**Data section**
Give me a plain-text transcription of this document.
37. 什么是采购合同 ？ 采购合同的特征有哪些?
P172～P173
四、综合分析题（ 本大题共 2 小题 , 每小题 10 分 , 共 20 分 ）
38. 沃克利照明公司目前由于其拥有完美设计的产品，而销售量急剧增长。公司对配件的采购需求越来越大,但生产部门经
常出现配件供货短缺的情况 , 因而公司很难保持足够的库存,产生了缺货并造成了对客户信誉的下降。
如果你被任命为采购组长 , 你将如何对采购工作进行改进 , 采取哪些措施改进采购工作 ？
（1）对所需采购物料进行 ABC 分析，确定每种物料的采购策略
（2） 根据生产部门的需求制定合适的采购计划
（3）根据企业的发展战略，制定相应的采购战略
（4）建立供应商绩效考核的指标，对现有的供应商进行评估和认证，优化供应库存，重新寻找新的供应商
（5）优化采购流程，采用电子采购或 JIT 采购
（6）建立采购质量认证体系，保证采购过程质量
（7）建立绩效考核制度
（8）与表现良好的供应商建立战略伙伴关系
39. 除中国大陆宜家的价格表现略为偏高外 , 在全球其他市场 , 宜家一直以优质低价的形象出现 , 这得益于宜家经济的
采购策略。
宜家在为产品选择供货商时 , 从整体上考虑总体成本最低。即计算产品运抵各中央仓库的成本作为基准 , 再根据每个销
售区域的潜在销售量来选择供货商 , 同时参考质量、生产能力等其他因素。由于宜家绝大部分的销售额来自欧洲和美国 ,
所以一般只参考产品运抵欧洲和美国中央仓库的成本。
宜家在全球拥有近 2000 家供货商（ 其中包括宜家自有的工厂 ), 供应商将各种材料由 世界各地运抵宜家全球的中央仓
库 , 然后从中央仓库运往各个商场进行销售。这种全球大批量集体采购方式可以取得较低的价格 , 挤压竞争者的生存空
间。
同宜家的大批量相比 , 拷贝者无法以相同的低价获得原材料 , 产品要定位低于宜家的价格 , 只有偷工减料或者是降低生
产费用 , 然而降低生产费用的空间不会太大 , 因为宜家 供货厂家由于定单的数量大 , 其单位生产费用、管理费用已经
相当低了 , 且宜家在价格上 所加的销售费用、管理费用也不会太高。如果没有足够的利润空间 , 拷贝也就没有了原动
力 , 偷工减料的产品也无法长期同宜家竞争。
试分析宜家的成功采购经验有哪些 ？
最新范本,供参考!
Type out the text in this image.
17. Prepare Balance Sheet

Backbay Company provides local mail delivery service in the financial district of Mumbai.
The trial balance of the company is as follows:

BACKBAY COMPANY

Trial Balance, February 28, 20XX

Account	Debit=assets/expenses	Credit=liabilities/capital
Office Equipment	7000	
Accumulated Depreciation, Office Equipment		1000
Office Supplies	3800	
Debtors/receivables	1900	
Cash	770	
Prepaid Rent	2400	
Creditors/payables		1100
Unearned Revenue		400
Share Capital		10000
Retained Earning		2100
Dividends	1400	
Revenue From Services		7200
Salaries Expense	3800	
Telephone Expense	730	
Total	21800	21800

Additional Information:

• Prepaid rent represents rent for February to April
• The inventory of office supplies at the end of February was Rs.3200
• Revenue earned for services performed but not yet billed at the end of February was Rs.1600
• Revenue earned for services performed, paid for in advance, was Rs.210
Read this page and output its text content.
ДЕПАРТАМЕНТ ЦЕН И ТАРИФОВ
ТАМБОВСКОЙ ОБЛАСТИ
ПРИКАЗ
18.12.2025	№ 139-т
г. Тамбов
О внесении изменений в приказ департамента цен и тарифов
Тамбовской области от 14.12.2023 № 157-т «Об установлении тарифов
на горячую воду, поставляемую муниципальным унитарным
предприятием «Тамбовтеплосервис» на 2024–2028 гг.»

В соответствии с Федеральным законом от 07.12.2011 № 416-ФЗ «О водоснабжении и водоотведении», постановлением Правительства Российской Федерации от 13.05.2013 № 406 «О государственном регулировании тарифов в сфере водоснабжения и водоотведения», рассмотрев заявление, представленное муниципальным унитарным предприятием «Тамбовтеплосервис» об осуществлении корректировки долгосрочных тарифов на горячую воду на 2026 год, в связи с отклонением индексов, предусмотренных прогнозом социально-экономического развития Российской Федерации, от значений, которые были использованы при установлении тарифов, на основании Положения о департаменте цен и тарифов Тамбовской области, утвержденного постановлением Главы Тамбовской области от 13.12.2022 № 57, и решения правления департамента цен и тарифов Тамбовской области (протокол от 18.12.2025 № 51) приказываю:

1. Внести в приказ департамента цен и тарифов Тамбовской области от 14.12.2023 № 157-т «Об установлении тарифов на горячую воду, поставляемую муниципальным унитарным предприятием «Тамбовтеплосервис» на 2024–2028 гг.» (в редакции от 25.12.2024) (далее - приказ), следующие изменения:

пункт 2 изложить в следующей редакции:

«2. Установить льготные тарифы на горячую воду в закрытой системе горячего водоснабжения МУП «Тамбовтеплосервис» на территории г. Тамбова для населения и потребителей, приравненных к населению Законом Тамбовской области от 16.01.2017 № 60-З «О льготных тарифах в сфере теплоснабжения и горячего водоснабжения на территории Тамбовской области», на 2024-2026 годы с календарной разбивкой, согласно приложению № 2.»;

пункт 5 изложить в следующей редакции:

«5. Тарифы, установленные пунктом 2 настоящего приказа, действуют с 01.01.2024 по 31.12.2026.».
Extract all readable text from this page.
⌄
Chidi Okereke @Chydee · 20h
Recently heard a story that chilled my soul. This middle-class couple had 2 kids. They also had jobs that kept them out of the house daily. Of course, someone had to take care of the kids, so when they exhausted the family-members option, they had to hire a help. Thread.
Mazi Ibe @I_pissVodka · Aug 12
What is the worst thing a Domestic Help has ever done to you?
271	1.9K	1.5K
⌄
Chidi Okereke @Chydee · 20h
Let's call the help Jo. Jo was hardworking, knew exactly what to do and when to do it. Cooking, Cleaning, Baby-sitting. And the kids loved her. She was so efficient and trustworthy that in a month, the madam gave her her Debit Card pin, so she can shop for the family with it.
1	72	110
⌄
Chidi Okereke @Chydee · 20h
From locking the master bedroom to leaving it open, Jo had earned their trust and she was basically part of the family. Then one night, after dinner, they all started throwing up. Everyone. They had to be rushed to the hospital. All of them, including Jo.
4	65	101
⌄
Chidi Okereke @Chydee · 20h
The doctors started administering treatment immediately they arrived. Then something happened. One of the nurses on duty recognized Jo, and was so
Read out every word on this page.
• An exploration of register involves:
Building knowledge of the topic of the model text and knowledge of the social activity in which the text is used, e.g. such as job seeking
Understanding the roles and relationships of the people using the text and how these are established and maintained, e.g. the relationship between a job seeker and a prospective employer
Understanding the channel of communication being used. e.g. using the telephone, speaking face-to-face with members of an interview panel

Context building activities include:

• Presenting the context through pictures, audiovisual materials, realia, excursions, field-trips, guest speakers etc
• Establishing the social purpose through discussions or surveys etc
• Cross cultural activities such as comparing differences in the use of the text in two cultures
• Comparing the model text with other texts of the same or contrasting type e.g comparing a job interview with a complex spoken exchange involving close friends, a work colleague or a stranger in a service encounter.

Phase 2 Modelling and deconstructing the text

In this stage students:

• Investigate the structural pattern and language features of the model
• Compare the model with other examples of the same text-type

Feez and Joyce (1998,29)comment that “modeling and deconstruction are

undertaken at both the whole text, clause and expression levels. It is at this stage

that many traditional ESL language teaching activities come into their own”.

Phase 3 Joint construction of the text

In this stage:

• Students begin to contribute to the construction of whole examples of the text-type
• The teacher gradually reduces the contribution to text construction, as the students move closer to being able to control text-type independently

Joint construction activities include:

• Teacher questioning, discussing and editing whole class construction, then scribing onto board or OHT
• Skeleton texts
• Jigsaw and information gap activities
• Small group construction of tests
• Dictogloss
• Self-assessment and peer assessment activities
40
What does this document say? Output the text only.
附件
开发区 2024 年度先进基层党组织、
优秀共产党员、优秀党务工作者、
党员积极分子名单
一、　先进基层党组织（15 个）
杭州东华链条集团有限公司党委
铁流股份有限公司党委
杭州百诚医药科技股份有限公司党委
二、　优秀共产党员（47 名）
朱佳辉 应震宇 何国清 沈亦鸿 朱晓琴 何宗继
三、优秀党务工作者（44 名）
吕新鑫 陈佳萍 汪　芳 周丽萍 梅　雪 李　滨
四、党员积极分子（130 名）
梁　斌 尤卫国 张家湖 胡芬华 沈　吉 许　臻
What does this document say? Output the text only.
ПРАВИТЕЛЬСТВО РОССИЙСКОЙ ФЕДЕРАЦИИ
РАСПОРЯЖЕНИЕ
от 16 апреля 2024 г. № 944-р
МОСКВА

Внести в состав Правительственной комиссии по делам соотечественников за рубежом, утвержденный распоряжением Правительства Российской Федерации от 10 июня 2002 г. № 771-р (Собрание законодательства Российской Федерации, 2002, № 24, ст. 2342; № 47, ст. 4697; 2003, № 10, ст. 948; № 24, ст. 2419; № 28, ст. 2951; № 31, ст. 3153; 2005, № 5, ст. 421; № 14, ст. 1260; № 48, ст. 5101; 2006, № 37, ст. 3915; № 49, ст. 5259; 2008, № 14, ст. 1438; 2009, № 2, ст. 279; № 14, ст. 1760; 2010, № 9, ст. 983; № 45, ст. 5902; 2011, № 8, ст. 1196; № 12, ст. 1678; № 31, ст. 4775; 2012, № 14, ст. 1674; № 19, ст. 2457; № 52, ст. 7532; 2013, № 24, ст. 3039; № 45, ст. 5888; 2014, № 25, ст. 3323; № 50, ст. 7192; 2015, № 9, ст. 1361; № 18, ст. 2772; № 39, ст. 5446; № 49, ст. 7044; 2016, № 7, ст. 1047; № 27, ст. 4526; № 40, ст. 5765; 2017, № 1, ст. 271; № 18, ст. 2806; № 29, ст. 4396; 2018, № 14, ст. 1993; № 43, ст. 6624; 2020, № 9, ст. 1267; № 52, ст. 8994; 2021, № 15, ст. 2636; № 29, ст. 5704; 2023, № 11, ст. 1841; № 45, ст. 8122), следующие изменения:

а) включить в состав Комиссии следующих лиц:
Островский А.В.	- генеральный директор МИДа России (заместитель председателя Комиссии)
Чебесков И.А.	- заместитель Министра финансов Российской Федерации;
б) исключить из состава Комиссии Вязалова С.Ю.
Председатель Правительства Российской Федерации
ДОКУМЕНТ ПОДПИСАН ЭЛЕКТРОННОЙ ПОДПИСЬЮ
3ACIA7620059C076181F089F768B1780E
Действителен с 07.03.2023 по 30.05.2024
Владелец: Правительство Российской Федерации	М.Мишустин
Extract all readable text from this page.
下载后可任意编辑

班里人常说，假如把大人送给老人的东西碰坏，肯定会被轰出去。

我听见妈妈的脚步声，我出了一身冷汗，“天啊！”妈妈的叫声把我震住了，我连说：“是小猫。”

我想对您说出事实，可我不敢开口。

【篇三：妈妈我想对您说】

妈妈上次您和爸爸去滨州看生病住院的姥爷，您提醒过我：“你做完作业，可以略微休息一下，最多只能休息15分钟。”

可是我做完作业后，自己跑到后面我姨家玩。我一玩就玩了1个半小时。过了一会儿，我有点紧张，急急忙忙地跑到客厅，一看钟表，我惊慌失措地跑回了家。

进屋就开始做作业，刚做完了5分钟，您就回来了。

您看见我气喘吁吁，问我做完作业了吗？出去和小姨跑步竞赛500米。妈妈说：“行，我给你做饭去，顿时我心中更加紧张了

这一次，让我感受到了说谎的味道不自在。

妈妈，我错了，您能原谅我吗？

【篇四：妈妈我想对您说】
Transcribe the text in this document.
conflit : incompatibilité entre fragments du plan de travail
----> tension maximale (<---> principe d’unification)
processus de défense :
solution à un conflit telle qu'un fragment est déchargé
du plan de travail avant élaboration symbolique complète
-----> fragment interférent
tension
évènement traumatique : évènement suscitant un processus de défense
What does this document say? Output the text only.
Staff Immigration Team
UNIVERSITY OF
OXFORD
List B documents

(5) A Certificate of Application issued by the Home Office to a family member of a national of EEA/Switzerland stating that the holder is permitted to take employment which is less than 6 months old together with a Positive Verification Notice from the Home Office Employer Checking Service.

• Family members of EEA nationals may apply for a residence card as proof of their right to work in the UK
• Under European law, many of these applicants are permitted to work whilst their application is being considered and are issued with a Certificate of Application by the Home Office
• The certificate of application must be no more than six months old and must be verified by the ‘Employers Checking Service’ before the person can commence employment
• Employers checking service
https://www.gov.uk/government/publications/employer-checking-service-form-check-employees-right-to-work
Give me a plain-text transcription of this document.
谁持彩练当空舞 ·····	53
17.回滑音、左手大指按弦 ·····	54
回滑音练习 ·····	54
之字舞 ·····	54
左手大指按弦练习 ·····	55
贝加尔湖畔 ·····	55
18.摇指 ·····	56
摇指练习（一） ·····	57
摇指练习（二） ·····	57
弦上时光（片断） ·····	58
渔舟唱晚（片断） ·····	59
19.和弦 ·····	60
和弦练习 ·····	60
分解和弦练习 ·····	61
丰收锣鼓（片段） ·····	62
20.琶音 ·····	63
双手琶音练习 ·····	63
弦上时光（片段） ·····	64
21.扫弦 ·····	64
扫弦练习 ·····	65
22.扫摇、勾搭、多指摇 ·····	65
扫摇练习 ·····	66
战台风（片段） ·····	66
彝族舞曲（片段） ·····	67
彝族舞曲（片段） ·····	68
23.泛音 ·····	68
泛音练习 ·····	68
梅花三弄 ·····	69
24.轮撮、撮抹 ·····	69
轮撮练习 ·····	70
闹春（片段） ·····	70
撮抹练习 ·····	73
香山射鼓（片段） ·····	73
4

**What you have to do**
Collect each line of the entries that has the word "activities", copying it in full.

**Final answer**
Context building activities include:
• Cross cultural activities such as comparing differences in the use of the text in two cultures
that many traditional ESL language teaching activities come into their own”.
Joint construction activities include:
• Jigsaw and information gap activities
• Self-assessment and peer assessment activities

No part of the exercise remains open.